__TASK DETAILS__
Copy out the listing that follows, exact in every word, and skip the images.

--- START ---

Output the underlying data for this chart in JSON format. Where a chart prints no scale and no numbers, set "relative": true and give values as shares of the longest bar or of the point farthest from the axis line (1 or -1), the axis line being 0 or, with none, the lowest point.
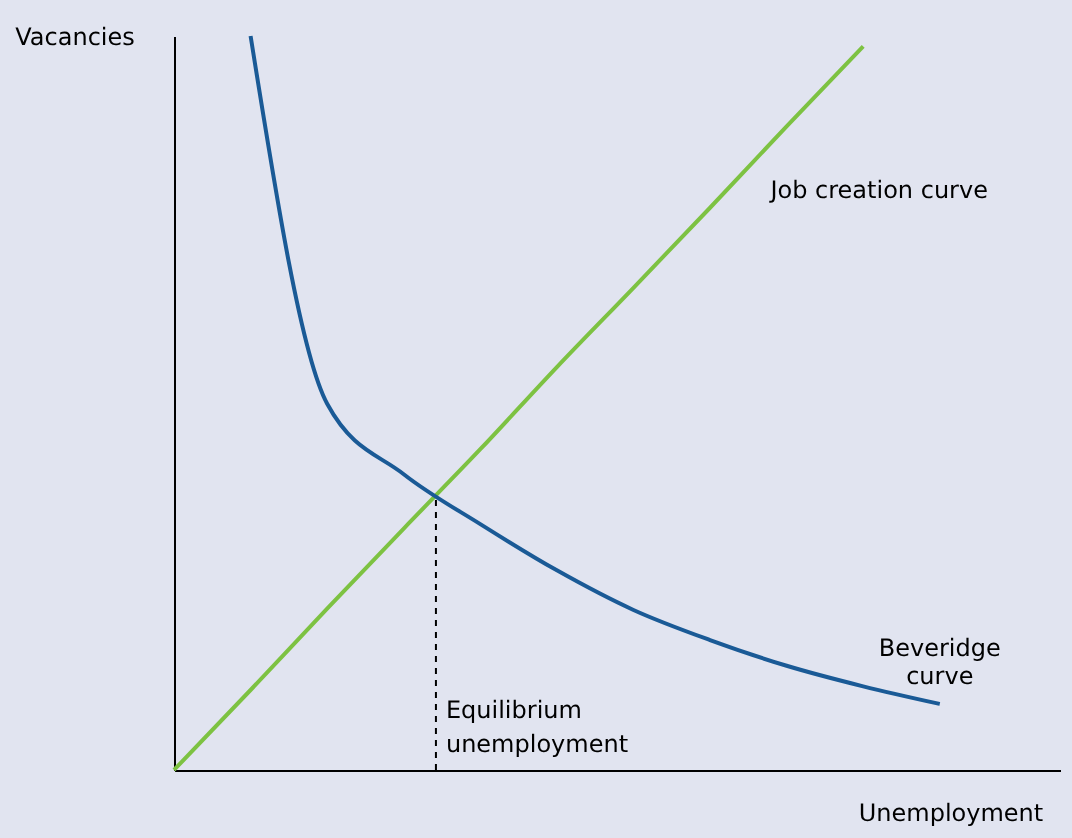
{
  "chart_data": {
    "type": "line",
    "relative": true,
    "xlabel": "Unemployment",
    "ylabel": "Vacancies",
    "tick_labels": false,
    "grid": false,
    "categories": [
      null,
      null,
      null,
      null,
      null,
      null,
      null,
      null,
      null,
      null,
      null
    ],
    "series": [
      {
        "name": "Job creation curve",
        "color": "#7dc242",
        "values": [
          0,
          0.109,
          0.22,
          0.329,
          0.437,
          0.549,
          0.657,
          0.766,
          0.877,
          0.986,
          null
        ]
      },
      {
        "name": "Beveridge curve",
        "color": "#1a5a96",
        "values": [
          null,
          1,
          0.499,
          0.403,
          0.335,
          0.272,
          0.218,
          0.177,
          0.142,
          0.114,
          0.09
        ]
      }
    ],
    "annotations": [
      "Equilibrium unemployment"
    ]
  }
}
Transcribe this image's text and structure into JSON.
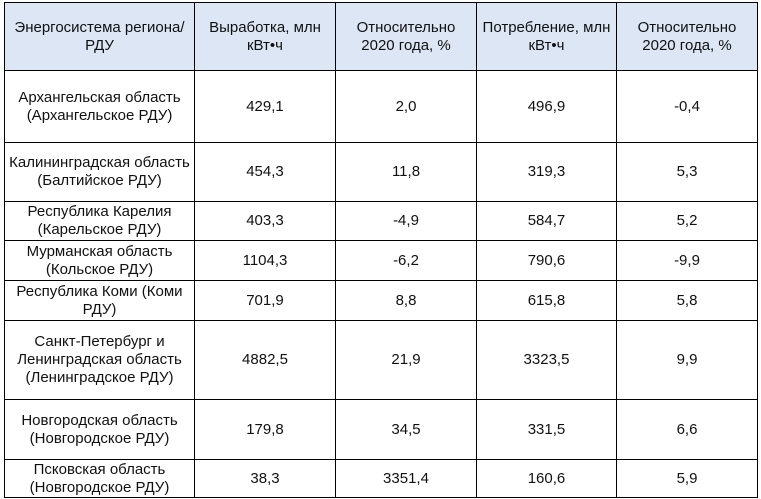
{
  "table": {
    "headers": [
      "Энергосистема региона/ РДУ",
      "Выработка, млн кВт•ч",
      "Относительно 2020 года, %",
      "Потребление, млн кВт•ч",
      "Относительно 2020 года, %"
    ],
    "rows": [
      {
        "region": "Архангельская область (Архангельское РДУ)",
        "production": "429,1",
        "production_change": "2,0",
        "consumption": "496,9",
        "consumption_change": "-0,4"
      },
      {
        "region": "Калининградская область (Балтийское РДУ)",
        "production": "454,3",
        "production_change": "11,8",
        "consumption": "319,3",
        "consumption_change": "5,3"
      },
      {
        "region": "Республика Карелия (Карельское РДУ)",
        "production": "403,3",
        "production_change": "-4,9",
        "consumption": "584,7",
        "consumption_change": "5,2"
      },
      {
        "region": "Мурманская область (Кольское РДУ)",
        "production": "1104,3",
        "production_change": "-6,2",
        "consumption": "790,6",
        "consumption_change": "-9,9"
      },
      {
        "region": "Республика Коми (Коми РДУ)",
        "production": "701,9",
        "production_change": "8,8",
        "consumption": "615,8",
        "consumption_change": "5,8"
      },
      {
        "region": "Санкт-Петербург и Ленинградская область (Ленинградское РДУ)",
        "production": "4882,5",
        "production_change": "21,9",
        "consumption": "3323,5",
        "consumption_change": "9,9"
      },
      {
        "region": "Новгородская область (Новгородское РДУ)",
        "production": "179,8",
        "production_change": "34,5",
        "consumption": "331,5",
        "consumption_change": "6,6"
      },
      {
        "region": "Псковская область (Новгородское РДУ)",
        "production": "38,3",
        "production_change": "3351,4",
        "consumption": "160,6",
        "consumption_change": "5,9"
      }
    ]
  },
  "colors": {
    "header_background": "#dce6f4",
    "border": "#000000"
  }
}
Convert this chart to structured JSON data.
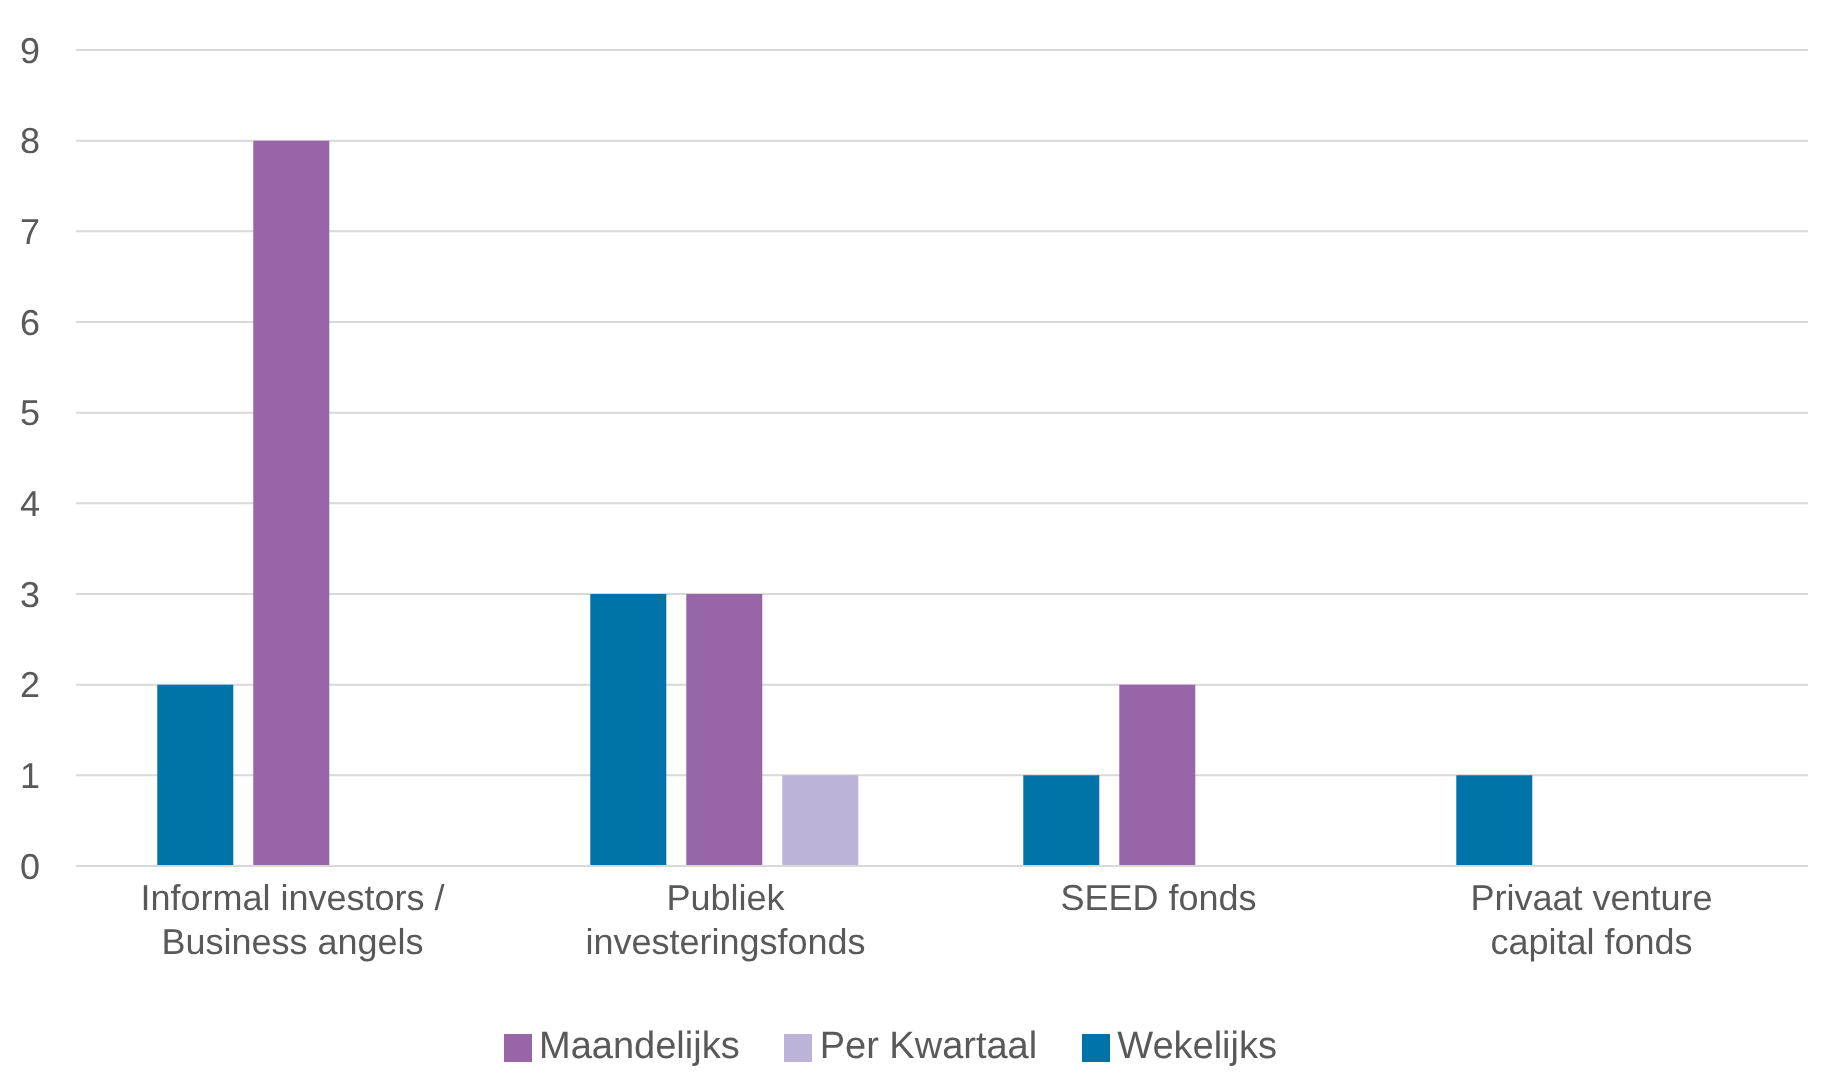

--- END ---

__FULL OUTPUT__
Output the underlying data for this chart in JSON format. Where a chart prints no scale and no numbers, set "relative": true and give values as shares of the longest bar or of the point farthest from the axis line (1 or -1), the axis line being 0 or, with none, the lowest point.
{
  "chart_data": {
    "type": "line",
    "relative": true,
    "xlabel": "Unemployment",
    "ylabel": "Vacancies",
    "tick_labels": false,
    "grid": false,
    "categories": [
      null,
      null,
      null,
      null,
      null,
      null,
      null,
      null,
      null,
      null,
      null
    ],
    "series": [
      {
        "name": "Job creation curve",
        "color": "#7dc242",
        "values": [
          0,
          0.109,
          0.22,
          0.329,
          0.437,
          0.549,
          0.657,
          0.766,
          0.877,
          0.986,
          null
        ]
      },
      {
        "name": "Beveridge curve",
        "color": "#1a5a96",
        "values": [
          null,
          1,
          0.499,
          0.403,
          0.335,
          0.272,
          0.218,
          0.177,
          0.142,
          0.114,
          0.09
        ]
      }
    ],
    "annotations": [
      "Equilibrium unemployment"
    ]
  }
}
Transcribe this image's text and structure into JSON.
{
  "table": {
    "headers": [
      "Энергосистема региона/ РДУ",
      "Выработка, млн кВт•ч",
      "Относительно 2020 года, %",
      "Потребление, млн кВт•ч",
      "Относительно 2020 года, %"
    ],
    "rows": [
      {
        "region": "Архангельская область (Архангельское РДУ)",
        "production": "429,1",
        "production_change": "2,0",
        "consumption": "496,9",
        "consumption_change": "-0,4"
      },
      {
        "region": "Калининградская область (Балтийское РДУ)",
        "production": "454,3",
        "production_change": "11,8",
        "consumption": "319,3",
        "consumption_change": "5,3"
      },
      {
        "region": "Республика Карелия (Карельское РДУ)",
        "production": "403,3",
        "production_change": "-4,9",
        "consumption": "584,7",
        "consumption_change": "5,2"
      },
      {
        "region": "Мурманская область (Кольское РДУ)",
        "production": "1104,3",
        "production_change": "-6,2",
        "consumption": "790,6",
        "consumption_change": "-9,9"
      },
      {
        "region": "Республика Коми (Коми РДУ)",
        "production": "701,9",
        "production_change": "8,8",
        "consumption": "615,8",
        "consumption_change": "5,8"
      },
      {
        "region": "Санкт-Петербург и Ленинградская область (Ленинградское РДУ)",
        "production": "4882,5",
        "production_change": "21,9",
        "consumption": "3323,5",
        "consumption_change": "9,9"
      },
      {
        "region": "Новгородская область (Новгородское РДУ)",
        "production": "179,8",
        "production_change": "34,5",
        "consumption": "331,5",
        "consumption_change": "6,6"
      },
      {
        "region": "Псковская область (Новгородское РДУ)",
        "production": "38,3",
        "production_change": "3351,4",
        "consumption": "160,6",
        "consumption_change": "5,9"
      }
    ]
  },
  "colors": {
    "header_background": "#dce6f4",
    "border": "#000000"
  }
}
Convert this chart to structured JSON data.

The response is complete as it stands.